→ Available data:
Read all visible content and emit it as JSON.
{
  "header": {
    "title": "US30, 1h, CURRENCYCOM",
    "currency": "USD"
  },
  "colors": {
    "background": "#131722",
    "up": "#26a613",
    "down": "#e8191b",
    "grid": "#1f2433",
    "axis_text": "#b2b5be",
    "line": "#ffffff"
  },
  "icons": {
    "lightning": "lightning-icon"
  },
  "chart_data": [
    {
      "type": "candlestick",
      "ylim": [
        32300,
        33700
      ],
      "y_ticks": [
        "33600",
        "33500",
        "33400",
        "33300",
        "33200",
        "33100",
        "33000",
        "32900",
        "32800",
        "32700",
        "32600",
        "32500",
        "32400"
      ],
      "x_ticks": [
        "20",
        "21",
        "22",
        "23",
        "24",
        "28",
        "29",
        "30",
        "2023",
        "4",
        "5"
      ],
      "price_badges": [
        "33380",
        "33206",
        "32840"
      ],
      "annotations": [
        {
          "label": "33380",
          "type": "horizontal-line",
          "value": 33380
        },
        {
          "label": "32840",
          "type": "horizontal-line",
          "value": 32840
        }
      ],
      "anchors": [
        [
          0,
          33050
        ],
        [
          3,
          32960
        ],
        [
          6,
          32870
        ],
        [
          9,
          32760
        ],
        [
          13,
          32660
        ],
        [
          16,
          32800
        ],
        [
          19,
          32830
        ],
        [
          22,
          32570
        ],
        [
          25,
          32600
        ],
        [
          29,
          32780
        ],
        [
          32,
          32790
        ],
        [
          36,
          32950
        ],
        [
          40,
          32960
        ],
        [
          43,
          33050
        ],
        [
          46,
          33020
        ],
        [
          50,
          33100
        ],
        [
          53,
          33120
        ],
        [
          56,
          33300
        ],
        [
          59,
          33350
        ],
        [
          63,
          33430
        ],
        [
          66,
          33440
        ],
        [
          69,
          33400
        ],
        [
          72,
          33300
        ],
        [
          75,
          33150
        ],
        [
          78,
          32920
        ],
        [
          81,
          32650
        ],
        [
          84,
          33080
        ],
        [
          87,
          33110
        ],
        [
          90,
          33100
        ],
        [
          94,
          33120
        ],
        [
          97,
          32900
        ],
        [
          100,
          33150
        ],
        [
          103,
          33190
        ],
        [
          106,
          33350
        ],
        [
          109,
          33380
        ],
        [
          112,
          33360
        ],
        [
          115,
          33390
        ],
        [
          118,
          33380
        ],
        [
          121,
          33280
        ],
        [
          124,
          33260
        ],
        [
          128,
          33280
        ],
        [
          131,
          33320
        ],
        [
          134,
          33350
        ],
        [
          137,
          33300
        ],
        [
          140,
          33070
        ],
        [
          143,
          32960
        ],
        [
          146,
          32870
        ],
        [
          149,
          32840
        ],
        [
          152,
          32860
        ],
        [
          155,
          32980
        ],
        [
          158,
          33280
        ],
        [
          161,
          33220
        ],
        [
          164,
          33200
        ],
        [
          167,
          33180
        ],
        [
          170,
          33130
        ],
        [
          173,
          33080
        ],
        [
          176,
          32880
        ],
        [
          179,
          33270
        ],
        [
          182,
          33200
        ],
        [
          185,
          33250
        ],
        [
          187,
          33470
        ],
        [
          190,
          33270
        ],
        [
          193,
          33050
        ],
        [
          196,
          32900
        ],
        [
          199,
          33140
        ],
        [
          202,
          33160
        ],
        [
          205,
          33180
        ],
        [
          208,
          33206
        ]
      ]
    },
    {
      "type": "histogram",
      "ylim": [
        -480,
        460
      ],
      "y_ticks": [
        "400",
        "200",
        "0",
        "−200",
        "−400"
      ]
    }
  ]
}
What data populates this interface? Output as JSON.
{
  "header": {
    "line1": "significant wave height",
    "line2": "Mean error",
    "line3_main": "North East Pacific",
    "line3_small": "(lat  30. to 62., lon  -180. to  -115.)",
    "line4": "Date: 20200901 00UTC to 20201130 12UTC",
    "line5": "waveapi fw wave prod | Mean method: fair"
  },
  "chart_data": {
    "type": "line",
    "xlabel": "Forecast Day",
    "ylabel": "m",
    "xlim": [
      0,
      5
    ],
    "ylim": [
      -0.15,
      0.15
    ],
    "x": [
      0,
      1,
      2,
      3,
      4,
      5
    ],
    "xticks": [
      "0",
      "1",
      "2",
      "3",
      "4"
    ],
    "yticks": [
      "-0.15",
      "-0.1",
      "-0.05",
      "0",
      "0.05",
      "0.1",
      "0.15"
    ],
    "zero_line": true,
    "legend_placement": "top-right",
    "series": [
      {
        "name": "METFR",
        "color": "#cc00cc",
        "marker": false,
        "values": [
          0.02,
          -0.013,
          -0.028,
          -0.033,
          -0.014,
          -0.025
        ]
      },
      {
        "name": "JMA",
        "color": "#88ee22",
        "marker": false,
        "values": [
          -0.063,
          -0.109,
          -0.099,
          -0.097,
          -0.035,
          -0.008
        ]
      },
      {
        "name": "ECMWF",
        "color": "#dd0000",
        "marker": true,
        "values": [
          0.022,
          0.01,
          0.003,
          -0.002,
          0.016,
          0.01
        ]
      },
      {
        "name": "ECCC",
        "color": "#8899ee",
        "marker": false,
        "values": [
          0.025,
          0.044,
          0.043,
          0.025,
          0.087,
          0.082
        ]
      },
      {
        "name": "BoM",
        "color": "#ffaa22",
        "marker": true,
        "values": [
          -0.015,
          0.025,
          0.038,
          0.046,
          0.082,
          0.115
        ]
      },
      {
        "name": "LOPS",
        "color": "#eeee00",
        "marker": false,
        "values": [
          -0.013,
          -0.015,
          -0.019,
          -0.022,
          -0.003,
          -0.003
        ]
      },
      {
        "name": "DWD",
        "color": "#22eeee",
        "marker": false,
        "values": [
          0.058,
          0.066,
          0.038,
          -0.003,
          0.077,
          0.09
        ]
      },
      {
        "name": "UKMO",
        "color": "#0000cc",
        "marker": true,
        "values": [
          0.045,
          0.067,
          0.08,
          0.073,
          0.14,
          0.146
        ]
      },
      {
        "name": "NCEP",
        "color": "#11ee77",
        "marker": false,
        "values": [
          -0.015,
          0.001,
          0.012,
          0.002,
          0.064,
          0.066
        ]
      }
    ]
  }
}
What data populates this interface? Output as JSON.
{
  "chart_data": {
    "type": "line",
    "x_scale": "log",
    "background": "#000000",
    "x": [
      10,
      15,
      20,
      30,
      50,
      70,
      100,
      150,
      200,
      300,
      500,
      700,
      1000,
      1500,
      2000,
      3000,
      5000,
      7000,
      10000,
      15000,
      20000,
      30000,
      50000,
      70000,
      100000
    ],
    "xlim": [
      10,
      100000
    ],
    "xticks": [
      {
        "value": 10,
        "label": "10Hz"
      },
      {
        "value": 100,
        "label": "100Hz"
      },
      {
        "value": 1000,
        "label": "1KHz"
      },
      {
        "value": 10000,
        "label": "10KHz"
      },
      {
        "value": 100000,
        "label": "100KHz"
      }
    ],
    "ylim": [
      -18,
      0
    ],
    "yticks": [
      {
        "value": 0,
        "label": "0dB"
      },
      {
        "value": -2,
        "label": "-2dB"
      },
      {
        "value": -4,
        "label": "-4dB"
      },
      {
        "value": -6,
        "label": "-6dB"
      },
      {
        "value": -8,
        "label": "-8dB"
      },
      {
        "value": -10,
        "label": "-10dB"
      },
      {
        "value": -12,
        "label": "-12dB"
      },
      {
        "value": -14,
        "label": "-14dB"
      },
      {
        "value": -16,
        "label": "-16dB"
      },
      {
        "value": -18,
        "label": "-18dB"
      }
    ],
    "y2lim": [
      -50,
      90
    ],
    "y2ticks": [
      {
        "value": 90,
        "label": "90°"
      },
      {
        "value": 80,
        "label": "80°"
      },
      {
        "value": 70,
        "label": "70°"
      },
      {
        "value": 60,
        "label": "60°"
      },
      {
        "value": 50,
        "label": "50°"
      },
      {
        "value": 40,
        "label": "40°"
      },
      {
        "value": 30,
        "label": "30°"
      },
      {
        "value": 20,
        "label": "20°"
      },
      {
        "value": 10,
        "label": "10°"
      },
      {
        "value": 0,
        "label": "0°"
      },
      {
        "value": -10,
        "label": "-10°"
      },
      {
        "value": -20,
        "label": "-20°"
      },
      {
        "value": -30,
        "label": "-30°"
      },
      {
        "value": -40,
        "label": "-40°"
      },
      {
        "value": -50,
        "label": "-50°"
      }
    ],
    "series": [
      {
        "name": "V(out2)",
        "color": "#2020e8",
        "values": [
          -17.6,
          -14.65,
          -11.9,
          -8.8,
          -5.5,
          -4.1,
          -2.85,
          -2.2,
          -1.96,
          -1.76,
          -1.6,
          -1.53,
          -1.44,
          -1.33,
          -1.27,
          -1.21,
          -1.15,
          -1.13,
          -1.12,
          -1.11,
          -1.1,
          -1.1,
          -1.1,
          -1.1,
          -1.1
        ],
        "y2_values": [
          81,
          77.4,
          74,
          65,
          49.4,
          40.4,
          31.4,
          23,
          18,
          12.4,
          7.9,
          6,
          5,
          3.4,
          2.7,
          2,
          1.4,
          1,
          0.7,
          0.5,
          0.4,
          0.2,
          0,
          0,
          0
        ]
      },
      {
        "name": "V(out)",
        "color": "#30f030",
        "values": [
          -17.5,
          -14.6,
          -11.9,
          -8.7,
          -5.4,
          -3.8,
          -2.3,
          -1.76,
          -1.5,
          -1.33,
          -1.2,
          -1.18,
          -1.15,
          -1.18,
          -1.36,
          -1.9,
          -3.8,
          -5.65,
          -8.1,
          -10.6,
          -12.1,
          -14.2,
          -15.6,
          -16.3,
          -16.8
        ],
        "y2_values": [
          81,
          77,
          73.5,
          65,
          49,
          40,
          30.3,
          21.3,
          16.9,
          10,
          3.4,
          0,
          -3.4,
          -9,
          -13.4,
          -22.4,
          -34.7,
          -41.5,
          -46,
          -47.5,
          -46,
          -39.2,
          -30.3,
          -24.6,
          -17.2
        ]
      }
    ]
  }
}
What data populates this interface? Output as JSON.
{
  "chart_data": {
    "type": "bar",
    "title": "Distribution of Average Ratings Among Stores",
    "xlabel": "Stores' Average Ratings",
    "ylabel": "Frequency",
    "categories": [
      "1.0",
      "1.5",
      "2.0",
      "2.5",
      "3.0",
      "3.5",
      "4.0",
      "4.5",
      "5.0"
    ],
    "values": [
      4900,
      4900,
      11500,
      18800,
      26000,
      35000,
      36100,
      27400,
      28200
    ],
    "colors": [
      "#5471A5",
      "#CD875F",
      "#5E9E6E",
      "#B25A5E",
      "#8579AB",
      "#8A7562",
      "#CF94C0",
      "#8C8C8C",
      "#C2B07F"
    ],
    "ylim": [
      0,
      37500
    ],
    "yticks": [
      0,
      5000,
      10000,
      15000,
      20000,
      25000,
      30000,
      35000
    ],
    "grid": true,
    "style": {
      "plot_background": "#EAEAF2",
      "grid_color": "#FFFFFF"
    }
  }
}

→ What this task involves: Copy every line above in which the string "type" shows up.

→ Solution to the problem:
      "type": "candlestick",
          "type": "horizontal-line",
          "type": "horizontal-line",
      "type": "histogram",
    "type": "line",
    "type": "line",
    "type": "bar",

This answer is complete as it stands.